- _THE PROBLEM_: Below is a set of records; restate each one word for word.

- _TASK DATA_:
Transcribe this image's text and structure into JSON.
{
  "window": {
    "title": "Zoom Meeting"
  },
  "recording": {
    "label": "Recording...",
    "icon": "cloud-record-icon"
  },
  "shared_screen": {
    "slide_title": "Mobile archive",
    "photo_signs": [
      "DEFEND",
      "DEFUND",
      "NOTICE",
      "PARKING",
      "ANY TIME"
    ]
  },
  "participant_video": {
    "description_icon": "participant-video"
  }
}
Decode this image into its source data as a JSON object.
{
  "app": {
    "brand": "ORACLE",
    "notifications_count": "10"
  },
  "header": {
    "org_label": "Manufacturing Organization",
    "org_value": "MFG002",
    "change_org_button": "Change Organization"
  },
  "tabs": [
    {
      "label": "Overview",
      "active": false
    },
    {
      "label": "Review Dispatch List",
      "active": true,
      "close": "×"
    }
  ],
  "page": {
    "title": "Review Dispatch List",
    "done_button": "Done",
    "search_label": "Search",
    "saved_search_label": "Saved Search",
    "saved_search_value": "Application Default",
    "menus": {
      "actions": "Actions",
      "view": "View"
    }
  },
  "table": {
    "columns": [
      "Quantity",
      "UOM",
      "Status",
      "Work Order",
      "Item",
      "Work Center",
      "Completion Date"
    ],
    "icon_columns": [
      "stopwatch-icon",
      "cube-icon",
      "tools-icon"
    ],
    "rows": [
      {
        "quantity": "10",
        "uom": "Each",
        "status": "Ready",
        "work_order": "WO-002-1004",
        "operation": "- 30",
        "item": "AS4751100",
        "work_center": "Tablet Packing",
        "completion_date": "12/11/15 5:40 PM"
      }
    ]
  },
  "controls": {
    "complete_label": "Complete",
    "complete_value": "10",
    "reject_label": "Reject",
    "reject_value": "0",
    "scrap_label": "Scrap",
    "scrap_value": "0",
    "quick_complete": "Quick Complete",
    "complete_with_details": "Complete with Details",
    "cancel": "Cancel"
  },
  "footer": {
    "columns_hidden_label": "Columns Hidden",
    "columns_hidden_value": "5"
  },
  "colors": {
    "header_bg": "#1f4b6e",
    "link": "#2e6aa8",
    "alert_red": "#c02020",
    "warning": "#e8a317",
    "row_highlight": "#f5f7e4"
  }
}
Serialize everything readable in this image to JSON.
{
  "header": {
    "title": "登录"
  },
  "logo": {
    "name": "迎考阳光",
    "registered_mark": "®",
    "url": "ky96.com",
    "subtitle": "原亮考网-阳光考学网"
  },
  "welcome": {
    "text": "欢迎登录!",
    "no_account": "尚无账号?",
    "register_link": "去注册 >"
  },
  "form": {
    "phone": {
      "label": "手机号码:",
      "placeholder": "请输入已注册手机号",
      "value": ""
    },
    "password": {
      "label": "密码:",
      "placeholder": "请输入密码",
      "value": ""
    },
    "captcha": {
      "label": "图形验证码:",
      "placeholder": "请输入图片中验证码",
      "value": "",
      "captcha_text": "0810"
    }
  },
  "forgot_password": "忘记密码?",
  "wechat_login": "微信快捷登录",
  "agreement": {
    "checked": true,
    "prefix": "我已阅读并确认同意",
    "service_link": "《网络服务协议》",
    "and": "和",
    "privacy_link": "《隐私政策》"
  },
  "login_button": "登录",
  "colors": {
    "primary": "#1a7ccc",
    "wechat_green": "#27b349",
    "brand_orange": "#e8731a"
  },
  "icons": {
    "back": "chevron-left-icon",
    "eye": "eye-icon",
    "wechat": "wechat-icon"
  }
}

- _WORKED SOLUTION_:
Transcribe this image's text and structure into JSON.
{
  "window": {
    "title": "Zoom Meeting"
  },
  "recording": {
    "label": "Recording...",
    "icon": "cloud-record-icon"
  },
  "shared_screen": {
    "slide_title": "Mobile archive",
    "photo_signs": [
      "DEFEND",
      "DEFUND",
      "NOTICE",
      "PARKING",
      "ANY TIME"
    ]
  },
  "participant_video": {
    "description_icon": "participant-video"
  }
}
Decode this image into its source data as a JSON object.
{
  "app": {
    "brand": "ORACLE",
    "notifications_count": "10"
  },
  "header": {
    "org_label": "Manufacturing Organization",
    "org_value": "MFG002",
    "change_org_button": "Change Organization"
  },
  "tabs": [
    {
      "label": "Overview",
      "active": false
    },
    {
      "label": "Review Dispatch List",
      "active": true,
      "close": "×"
    }
  ],
  "page": {
    "title": "Review Dispatch List",
    "done_button": "Done",
    "search_label": "Search",
    "saved_search_label": "Saved Search",
    "saved_search_value": "Application Default",
    "menus": {
      "actions": "Actions",
      "view": "View"
    }
  },
  "table": {
    "columns": [
      "Quantity",
      "UOM",
      "Status",
      "Work Order",
      "Item",
      "Work Center",
      "Completion Date"
    ],
    "icon_columns": [
      "stopwatch-icon",
      "cube-icon",
      "tools-icon"
    ],
    "rows": [
      {
        "quantity": "10",
        "uom": "Each",
        "status": "Ready",
        "work_order": "WO-002-1004",
        "operation": "- 30",
        "item": "AS4751100",
        "work_center": "Tablet Packing",
        "completion_date": "12/11/15 5:40 PM"
      }
    ]
  },
  "controls": {
    "complete_label": "Complete",
    "complete_value": "10",
    "reject_label": "Reject",
    "reject_value": "0",
    "scrap_label": "Scrap",
    "scrap_value": "0",
    "quick_complete": "Quick Complete",
    "complete_with_details": "Complete with Details",
    "cancel": "Cancel"
  },
  "footer": {
    "columns_hidden_label": "Columns Hidden",
    "columns_hidden_value": "5"
  },
  "colors": {
    "header_bg": "#1f4b6e",
    "link": "#2e6aa8",
    "alert_red": "#c02020",
    "warning": "#e8a317",
    "row_highlight": "#f5f7e4"
  }
}
Serialize everything readable in this image to JSON.
{
  "header": {
    "title": "登录"
  },
  "logo": {
    "name": "迎考阳光",
    "registered_mark": "®",
    "url": "ky96.com",
    "subtitle": "原亮考网-阳光考学网"
  },
  "welcome": {
    "text": "欢迎登录!",
    "no_account": "尚无账号?",
    "register_link": "去注册 >"
  },
  "form": {
    "phone": {
      "label": "手机号码:",
      "placeholder": "请输入已注册手机号",
      "value": ""
    },
    "password": {
      "label": "密码:",
      "placeholder": "请输入密码",
      "value": ""
    },
    "captcha": {
      "label": "图形验证码:",
      "placeholder": "请输入图片中验证码",
      "value": "",
      "captcha_text": "0810"
    }
  },
  "forgot_password": "忘记密码?",
  "wechat_login": "微信快捷登录",
  "agreement": {
    "checked": true,
    "prefix": "我已阅读并确认同意",
    "service_link": "《网络服务协议》",
    "and": "和",
    "privacy_link": "《隐私政策》"
  },
  "login_button": "登录",
  "colors": {
    "primary": "#1a7ccc",
    "wechat_green": "#27b349",
    "brand_orange": "#e8731a"
  },
  "icons": {
    "back": "chevron-left-icon",
    "eye": "eye-icon",
    "wechat": "wechat-icon"
  }
}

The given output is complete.